Aim: Transcribe the entries exactly; images are not part of the copy.

(Items listed in a dataset)
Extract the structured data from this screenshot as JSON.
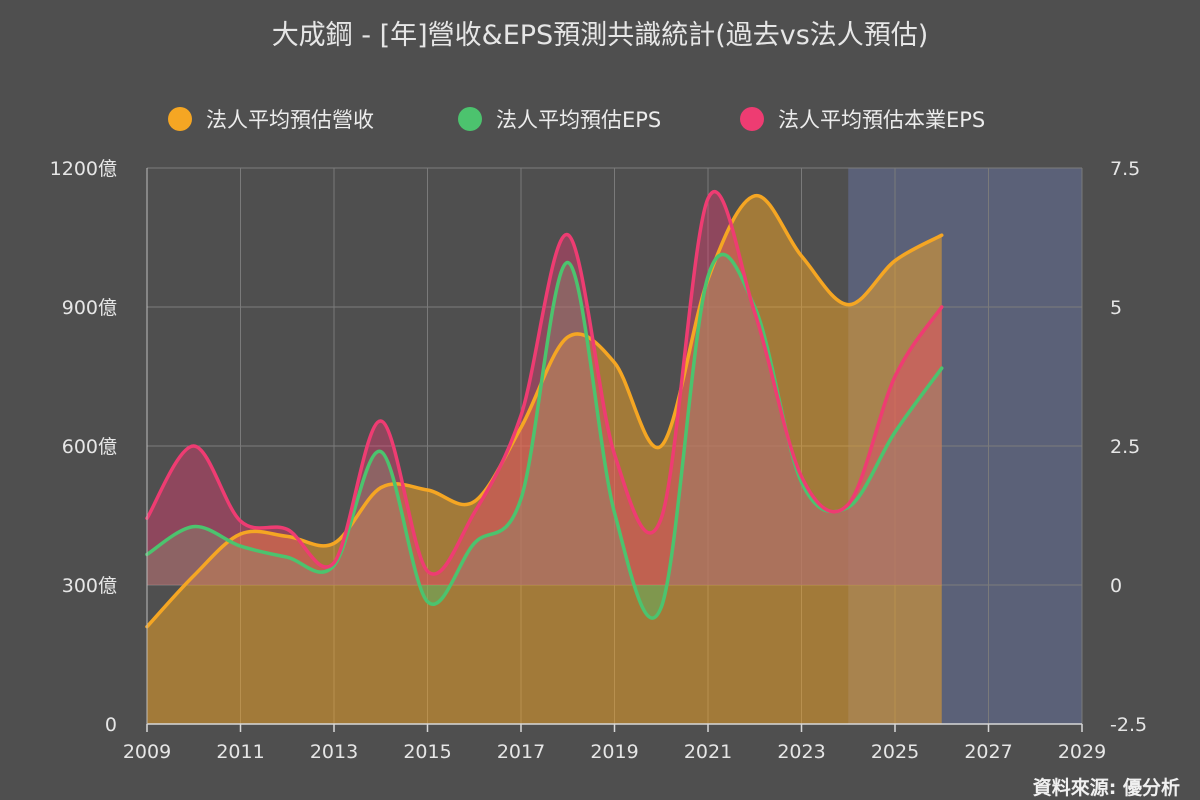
{
  "chart_data": {
    "type": "area",
    "title": "大成鋼 - [年]營收&EPS預測共識統計(過去vs法人預估)",
    "source": "資料來源: 優分析",
    "x_ticks": [
      "2009",
      "2011",
      "2013",
      "2015",
      "2017",
      "2019",
      "2021",
      "2023",
      "2025",
      "2027",
      "2029"
    ],
    "y_left_ticks": [
      "0",
      "300億",
      "600億",
      "900億",
      "1200億"
    ],
    "y_right_ticks": [
      "-2.5",
      "0",
      "2.5",
      "5",
      "7.5"
    ],
    "xlim": [
      2009,
      2029
    ],
    "y_left_range": [
      0,
      1200
    ],
    "y_right_range": [
      -2.5,
      7.5
    ],
    "forecast_region": [
      2024,
      2029
    ],
    "legend_position": "top",
    "series": [
      {
        "name": "法人平均預估營收",
        "axis": "left",
        "color": "#f5a623",
        "x": [
          2009,
          2010,
          2011,
          2012,
          2013,
          2014,
          2015,
          2016,
          2017,
          2018,
          2019,
          2020,
          2021,
          2022,
          2023,
          2024,
          2025,
          2026
        ],
        "values": [
          210,
          320,
          410,
          405,
          390,
          510,
          505,
          480,
          640,
          835,
          780,
          600,
          960,
          1140,
          1010,
          905,
          1000,
          1055
        ]
      },
      {
        "name": "法人平均預估EPS",
        "axis": "right",
        "color": "#4cc36e",
        "x": [
          2009,
          2010,
          2011,
          2012,
          2013,
          2014,
          2015,
          2016,
          2017,
          2018,
          2019,
          2020,
          2021,
          2022,
          2023,
          2024,
          2025,
          2026
        ],
        "values": [
          0.55,
          1.05,
          0.7,
          0.5,
          0.35,
          2.4,
          -0.3,
          0.75,
          1.55,
          5.8,
          1.3,
          -0.4,
          5.55,
          5.0,
          1.85,
          1.4,
          2.75,
          3.9
        ]
      },
      {
        "name": "法人平均預估本業EPS",
        "axis": "right",
        "color": "#ee3c72",
        "x": [
          2009,
          2010,
          2011,
          2012,
          2013,
          2014,
          2015,
          2016,
          2017,
          2018,
          2019,
          2020,
          2021,
          2022,
          2023,
          2024,
          2025,
          2026
        ],
        "values": [
          1.2,
          2.5,
          1.15,
          1.0,
          0.4,
          2.95,
          0.25,
          1.3,
          3.05,
          6.3,
          2.35,
          1.2,
          6.95,
          4.9,
          1.95,
          1.45,
          3.75,
          5.0
        ]
      }
    ]
  }
}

Answer for the task:
Extract the structured data from this screenshot as JSON.
{
  "chart_data": {
    "type": "area",
    "title": "大成鋼 - [年]營收&EPS預測共識統計(過去vs法人預估)",
    "source": "資料來源: 優分析",
    "x_ticks": [
      "2009",
      "2011",
      "2013",
      "2015",
      "2017",
      "2019",
      "2021",
      "2023",
      "2025",
      "2027",
      "2029"
    ],
    "y_left_ticks": [
      "0",
      "300億",
      "600億",
      "900億",
      "1200億"
    ],
    "y_right_ticks": [
      "-2.5",
      "0",
      "2.5",
      "5",
      "7.5"
    ],
    "xlim": [
      2009,
      2029
    ],
    "y_left_range": [
      0,
      1200
    ],
    "y_right_range": [
      -2.5,
      7.5
    ],
    "forecast_region": [
      2024,
      2029
    ],
    "legend_position": "top",
    "series": [
      {
        "name": "法人平均預估營收",
        "axis": "left",
        "color": "#f5a623",
        "x": [
          2009,
          2010,
          2011,
          2012,
          2013,
          2014,
          2015,
          2016,
          2017,
          2018,
          2019,
          2020,
          2021,
          2022,
          2023,
          2024,
          2025,
          2026
        ],
        "values": [
          210,
          320,
          410,
          405,
          390,
          510,
          505,
          480,
          640,
          835,
          780,
          600,
          960,
          1140,
          1010,
          905,
          1000,
          1055
        ]
      },
      {
        "name": "法人平均預估EPS",
        "axis": "right",
        "color": "#4cc36e",
        "x": [
          2009,
          2010,
          2011,
          2012,
          2013,
          2014,
          2015,
          2016,
          2017,
          2018,
          2019,
          2020,
          2021,
          2022,
          2023,
          2024,
          2025,
          2026
        ],
        "values": [
          0.55,
          1.05,
          0.7,
          0.5,
          0.35,
          2.4,
          -0.3,
          0.75,
          1.55,
          5.8,
          1.3,
          -0.4,
          5.55,
          5.0,
          1.85,
          1.4,
          2.75,
          3.9
        ]
      },
      {
        "name": "法人平均預估本業EPS",
        "axis": "right",
        "color": "#ee3c72",
        "x": [
          2009,
          2010,
          2011,
          2012,
          2013,
          2014,
          2015,
          2016,
          2017,
          2018,
          2019,
          2020,
          2021,
          2022,
          2023,
          2024,
          2025,
          2026
        ],
        "values": [
          1.2,
          2.5,
          1.15,
          1.0,
          0.4,
          2.95,
          0.25,
          1.3,
          3.05,
          6.3,
          2.35,
          1.2,
          6.95,
          4.9,
          1.95,
          1.45,
          3.75,
          5.0
        ]
      }
    ]
  }
}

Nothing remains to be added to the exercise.